# The records
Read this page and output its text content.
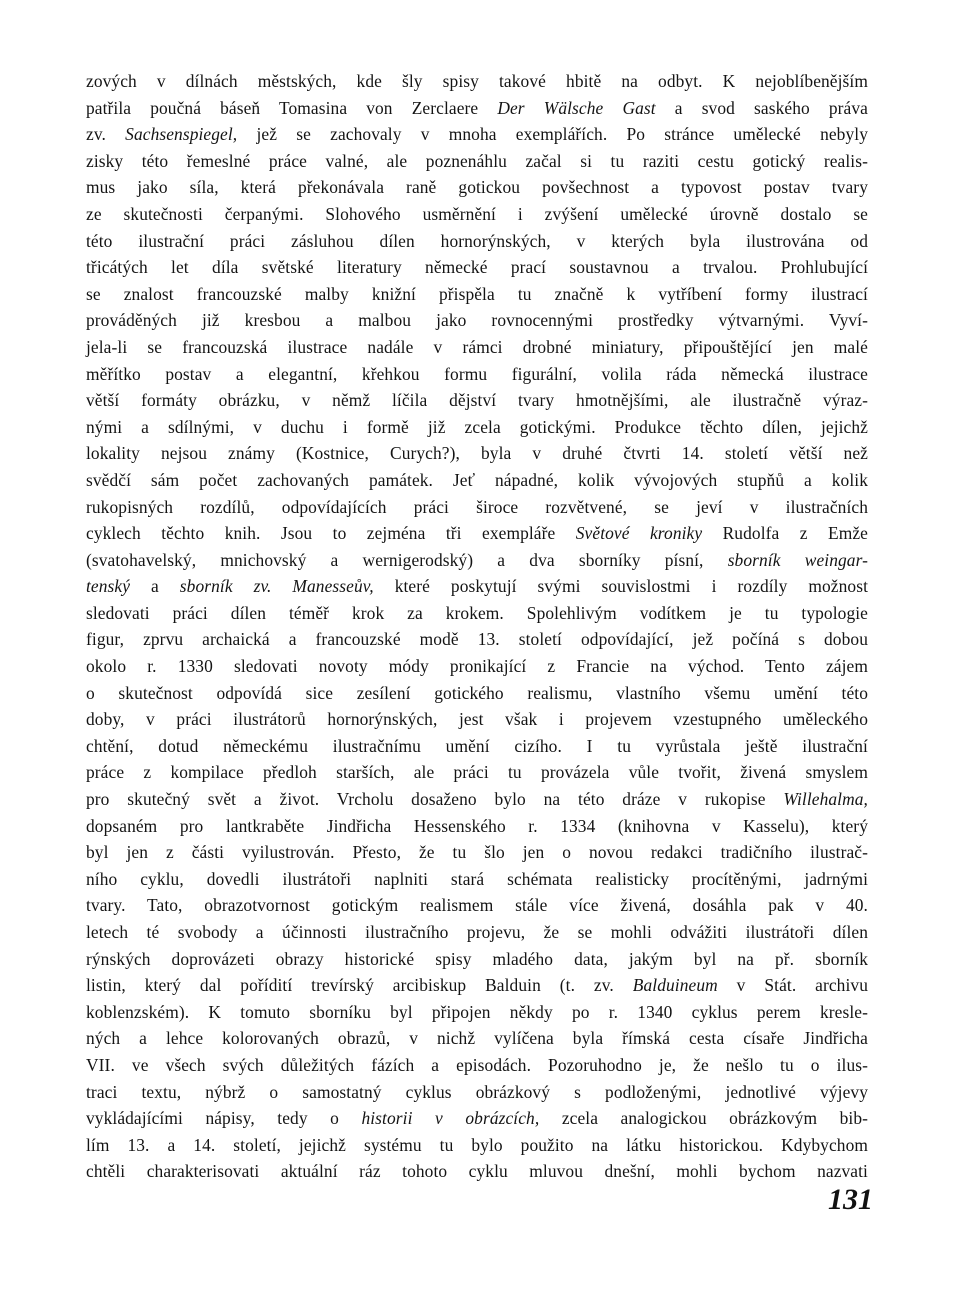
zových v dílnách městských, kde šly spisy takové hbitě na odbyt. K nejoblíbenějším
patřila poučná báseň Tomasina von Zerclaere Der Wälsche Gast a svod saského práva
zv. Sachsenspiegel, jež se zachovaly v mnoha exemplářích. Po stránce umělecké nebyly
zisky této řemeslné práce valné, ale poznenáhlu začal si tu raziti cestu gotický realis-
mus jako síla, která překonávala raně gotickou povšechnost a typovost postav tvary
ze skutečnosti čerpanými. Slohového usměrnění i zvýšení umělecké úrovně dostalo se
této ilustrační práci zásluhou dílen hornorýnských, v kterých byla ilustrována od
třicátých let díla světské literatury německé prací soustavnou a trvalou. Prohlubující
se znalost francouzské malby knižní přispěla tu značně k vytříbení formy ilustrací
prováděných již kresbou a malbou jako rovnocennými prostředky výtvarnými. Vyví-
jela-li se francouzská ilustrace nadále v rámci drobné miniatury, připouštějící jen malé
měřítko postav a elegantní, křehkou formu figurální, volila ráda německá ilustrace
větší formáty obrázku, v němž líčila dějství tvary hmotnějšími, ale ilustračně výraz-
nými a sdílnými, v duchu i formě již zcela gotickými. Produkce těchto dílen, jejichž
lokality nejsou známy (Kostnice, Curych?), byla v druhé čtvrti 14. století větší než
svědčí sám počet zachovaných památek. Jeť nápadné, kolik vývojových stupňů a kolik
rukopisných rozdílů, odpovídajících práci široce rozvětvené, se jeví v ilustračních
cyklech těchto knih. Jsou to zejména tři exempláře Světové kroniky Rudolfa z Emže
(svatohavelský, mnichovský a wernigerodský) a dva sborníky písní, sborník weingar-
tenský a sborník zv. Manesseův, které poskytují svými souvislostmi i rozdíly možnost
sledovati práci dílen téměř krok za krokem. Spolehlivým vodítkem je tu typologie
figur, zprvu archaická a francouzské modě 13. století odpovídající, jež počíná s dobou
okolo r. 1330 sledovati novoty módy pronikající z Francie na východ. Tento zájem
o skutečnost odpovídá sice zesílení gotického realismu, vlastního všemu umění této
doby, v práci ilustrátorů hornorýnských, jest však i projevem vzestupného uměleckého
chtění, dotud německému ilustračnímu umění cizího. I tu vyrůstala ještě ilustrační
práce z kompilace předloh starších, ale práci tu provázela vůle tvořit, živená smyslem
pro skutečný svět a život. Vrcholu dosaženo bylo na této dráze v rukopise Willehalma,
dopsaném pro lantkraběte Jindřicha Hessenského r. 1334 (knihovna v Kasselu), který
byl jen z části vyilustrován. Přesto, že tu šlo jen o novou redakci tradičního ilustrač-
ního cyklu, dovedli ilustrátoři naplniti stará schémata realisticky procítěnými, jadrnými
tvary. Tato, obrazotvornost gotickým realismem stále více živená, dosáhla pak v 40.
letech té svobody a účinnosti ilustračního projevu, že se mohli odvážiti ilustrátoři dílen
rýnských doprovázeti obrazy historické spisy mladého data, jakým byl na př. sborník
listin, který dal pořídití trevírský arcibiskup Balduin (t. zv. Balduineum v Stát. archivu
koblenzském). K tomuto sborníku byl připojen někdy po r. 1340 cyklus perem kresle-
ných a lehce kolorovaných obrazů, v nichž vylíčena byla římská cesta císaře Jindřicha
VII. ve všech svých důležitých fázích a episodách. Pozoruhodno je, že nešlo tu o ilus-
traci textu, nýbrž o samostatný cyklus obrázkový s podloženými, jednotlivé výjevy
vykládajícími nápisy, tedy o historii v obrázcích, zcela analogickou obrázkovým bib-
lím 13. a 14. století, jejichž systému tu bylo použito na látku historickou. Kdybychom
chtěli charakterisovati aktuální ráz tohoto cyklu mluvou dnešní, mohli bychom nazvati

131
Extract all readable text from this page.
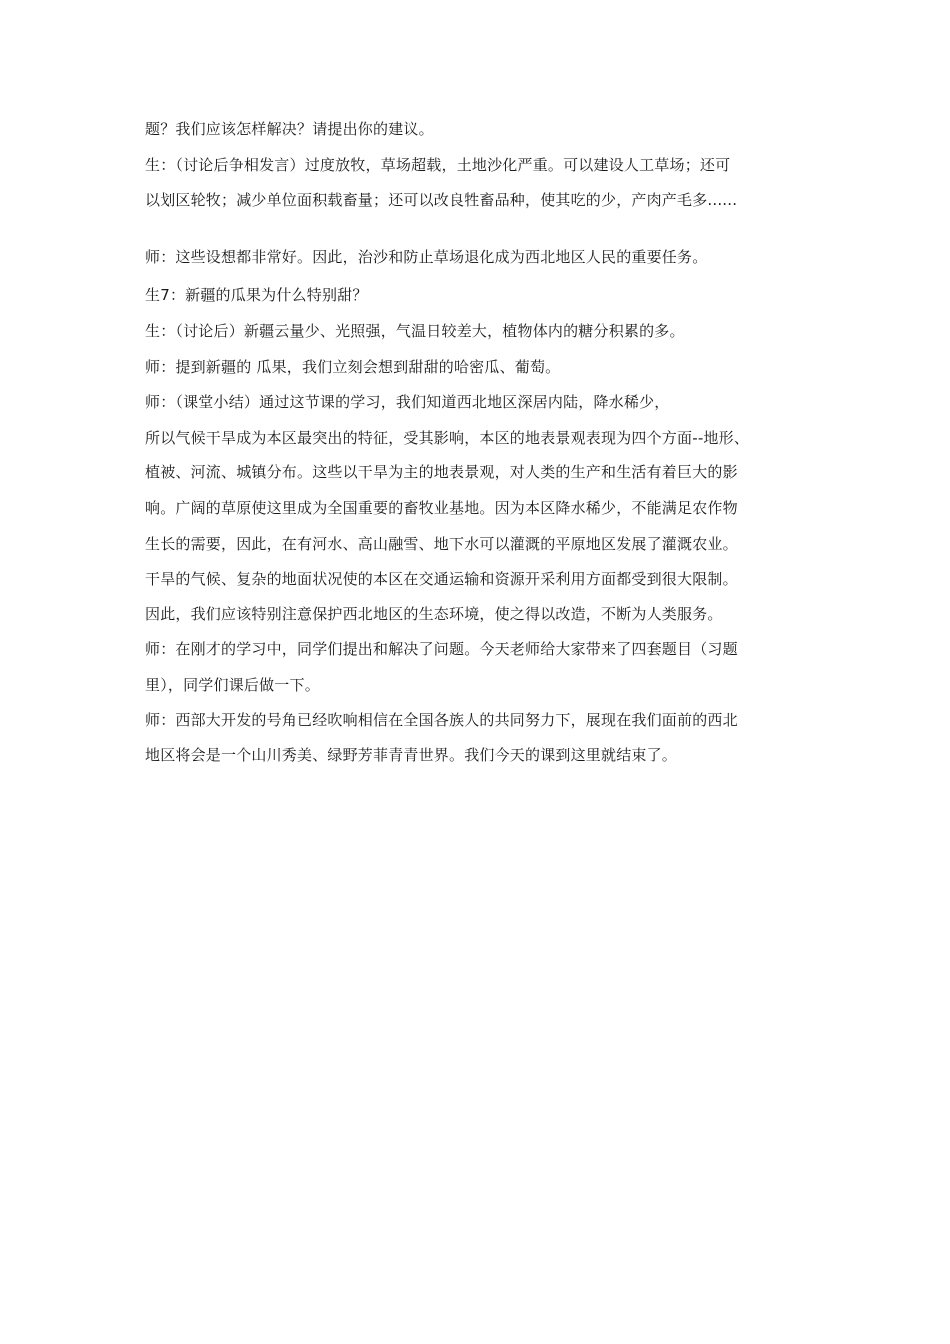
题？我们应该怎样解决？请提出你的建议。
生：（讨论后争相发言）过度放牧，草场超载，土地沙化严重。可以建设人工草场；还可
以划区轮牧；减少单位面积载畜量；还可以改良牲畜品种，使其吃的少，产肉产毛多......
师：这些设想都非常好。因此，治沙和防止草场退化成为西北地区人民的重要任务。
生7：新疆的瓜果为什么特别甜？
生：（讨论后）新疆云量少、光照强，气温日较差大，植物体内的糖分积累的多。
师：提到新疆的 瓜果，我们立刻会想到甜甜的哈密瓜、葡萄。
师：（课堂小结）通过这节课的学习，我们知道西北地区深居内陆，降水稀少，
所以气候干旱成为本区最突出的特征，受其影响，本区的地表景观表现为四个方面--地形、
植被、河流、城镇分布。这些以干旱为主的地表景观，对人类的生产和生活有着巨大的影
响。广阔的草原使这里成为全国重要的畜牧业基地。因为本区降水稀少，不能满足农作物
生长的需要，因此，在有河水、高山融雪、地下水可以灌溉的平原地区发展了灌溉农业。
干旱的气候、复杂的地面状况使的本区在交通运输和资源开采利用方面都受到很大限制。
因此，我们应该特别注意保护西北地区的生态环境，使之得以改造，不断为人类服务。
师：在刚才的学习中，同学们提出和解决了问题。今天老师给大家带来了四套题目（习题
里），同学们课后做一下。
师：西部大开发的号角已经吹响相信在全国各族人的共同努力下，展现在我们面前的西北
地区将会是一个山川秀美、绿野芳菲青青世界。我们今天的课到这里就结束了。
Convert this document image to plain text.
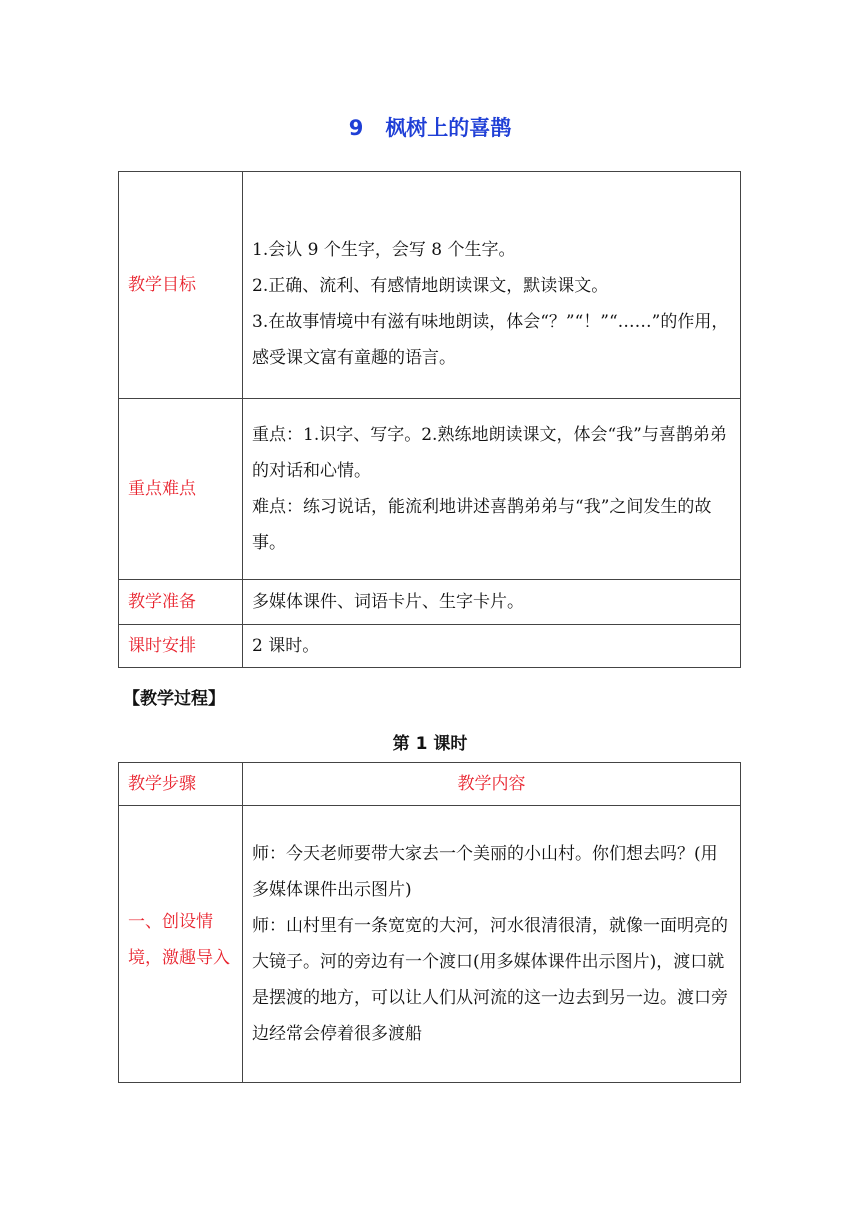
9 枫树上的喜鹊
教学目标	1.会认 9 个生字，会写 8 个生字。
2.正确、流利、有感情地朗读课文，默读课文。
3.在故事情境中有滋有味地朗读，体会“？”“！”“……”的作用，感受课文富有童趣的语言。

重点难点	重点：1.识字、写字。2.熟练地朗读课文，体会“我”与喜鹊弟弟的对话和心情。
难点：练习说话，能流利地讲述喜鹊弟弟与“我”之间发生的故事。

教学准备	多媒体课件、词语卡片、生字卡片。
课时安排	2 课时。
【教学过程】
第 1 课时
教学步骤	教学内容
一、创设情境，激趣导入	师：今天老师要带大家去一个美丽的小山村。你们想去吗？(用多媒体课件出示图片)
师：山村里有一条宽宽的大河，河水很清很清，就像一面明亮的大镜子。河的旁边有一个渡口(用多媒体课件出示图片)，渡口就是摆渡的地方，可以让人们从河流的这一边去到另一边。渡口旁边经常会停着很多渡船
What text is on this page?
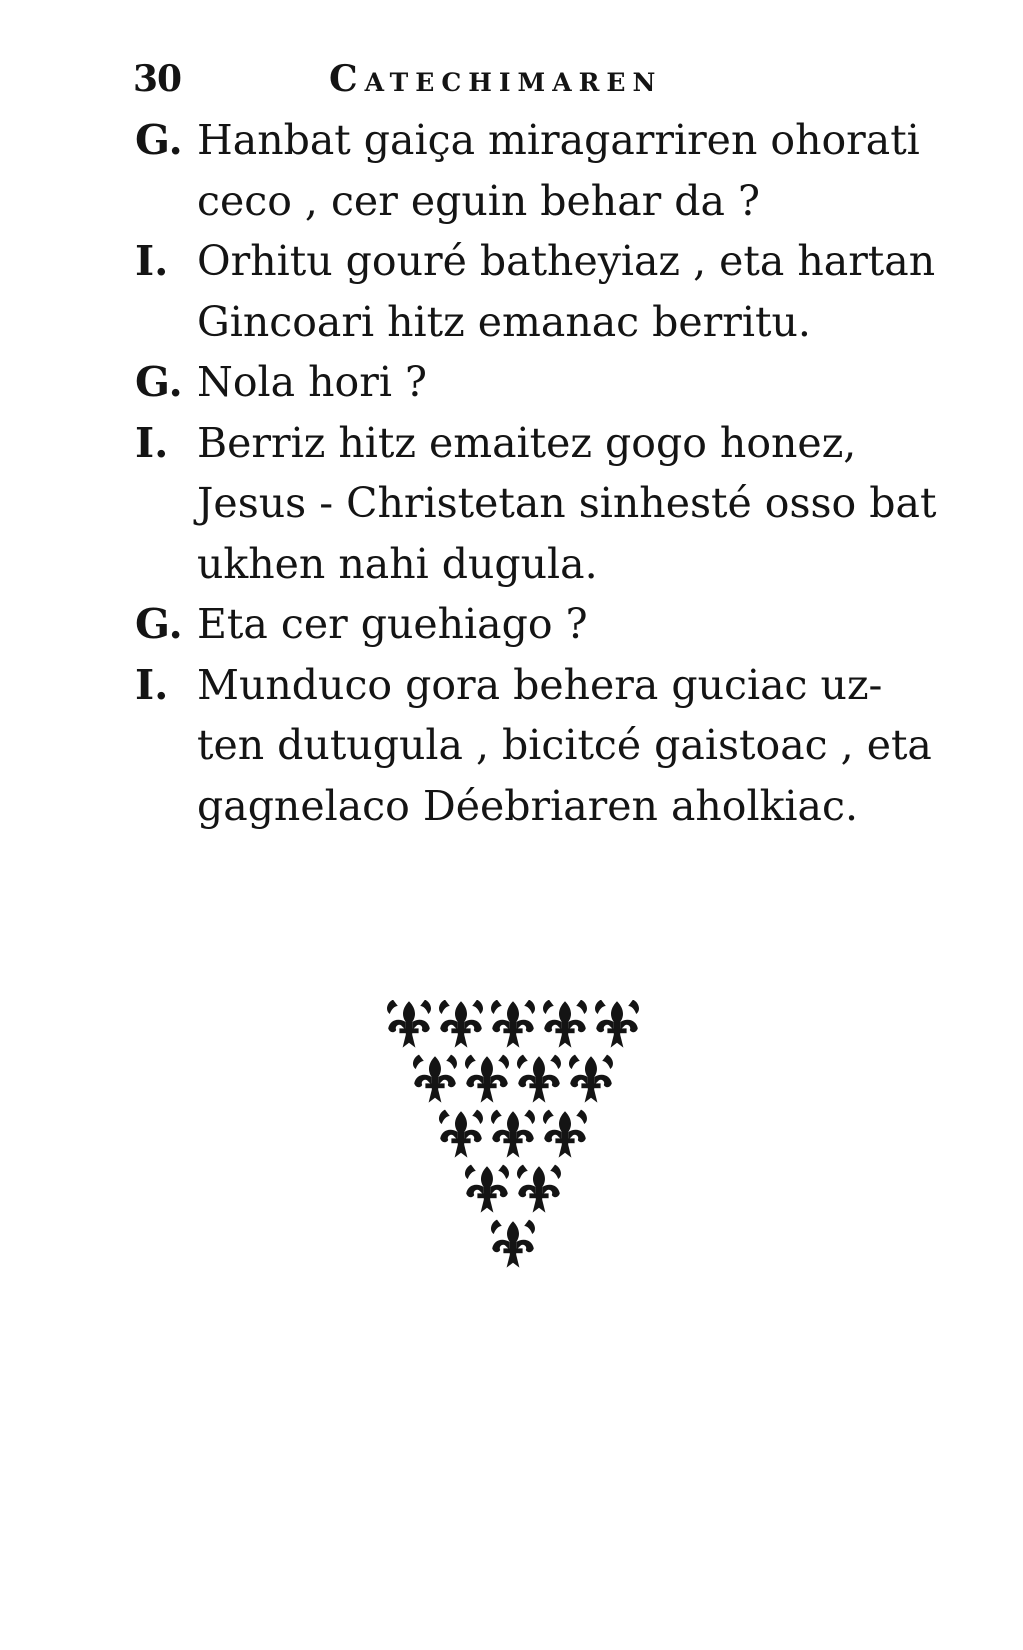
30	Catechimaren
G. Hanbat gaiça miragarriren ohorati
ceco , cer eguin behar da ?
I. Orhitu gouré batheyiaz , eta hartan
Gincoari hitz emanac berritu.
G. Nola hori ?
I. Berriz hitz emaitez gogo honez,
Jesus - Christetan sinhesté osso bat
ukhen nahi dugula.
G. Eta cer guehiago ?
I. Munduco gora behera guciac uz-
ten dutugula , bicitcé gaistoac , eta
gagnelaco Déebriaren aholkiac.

# Instructions for the task
Select all lines in the listing that include the word "jako".

# Response for this exercise
mus jako síla, která překonávala raně gotickou povšechnost a typovost postav tvary
prováděných již kresbou a malbou jako rovnocennými prostředky výtvarnými. Vyví-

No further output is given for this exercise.